- [INPUT DATA]
↓↓↓

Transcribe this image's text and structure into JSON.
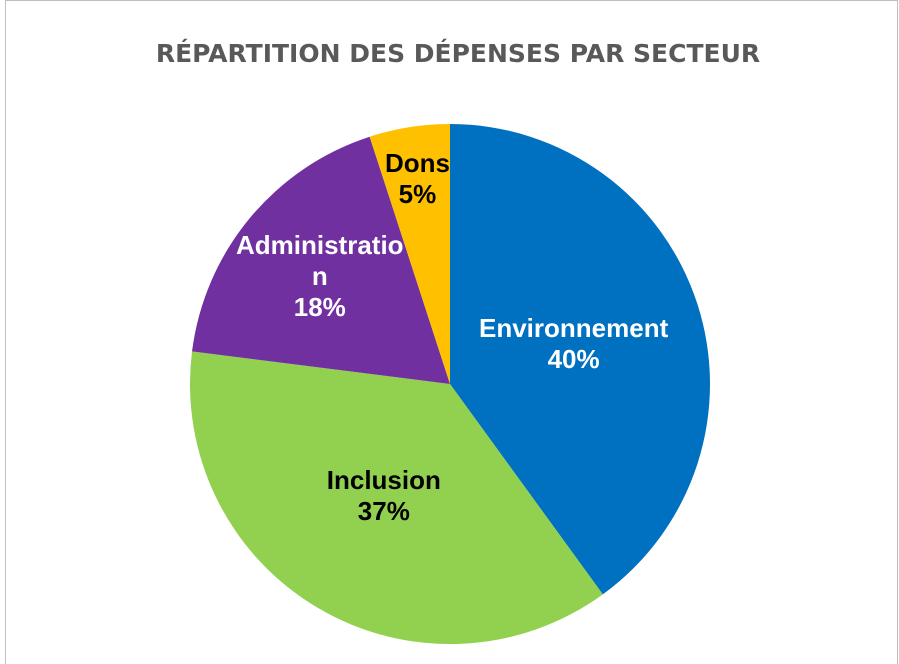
{
  "chart_data": {
    "type": "pie",
    "title": "RÉPARTITION DES DÉPENSES PAR SECTEUR",
    "categories": [
      "Environnement",
      "Inclusion",
      "Administration",
      "Dons"
    ],
    "values": [
      40,
      37,
      18,
      5
    ],
    "value_labels": [
      "40%",
      "37%",
      "18%",
      "5%"
    ],
    "colors": [
      "#0070c0",
      "#92d050",
      "#7030a0",
      "#ffc000"
    ]
  }
}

↑↑↑

- [TASK GOAL] An exact transcription of all the entries is required, without the pictures.

- [THE ANSWER]
Transcribe this image's text and structure into JSON.
{
  "chart_data": {
    "type": "pie",
    "title": "RÉPARTITION DES DÉPENSES PAR SECTEUR",
    "categories": [
      "Environnement",
      "Inclusion",
      "Administration",
      "Dons"
    ],
    "values": [
      40,
      37,
      18,
      5
    ],
    "value_labels": [
      "40%",
      "37%",
      "18%",
      "5%"
    ],
    "colors": [
      "#0070c0",
      "#92d050",
      "#7030a0",
      "#ffc000"
    ]
  }
}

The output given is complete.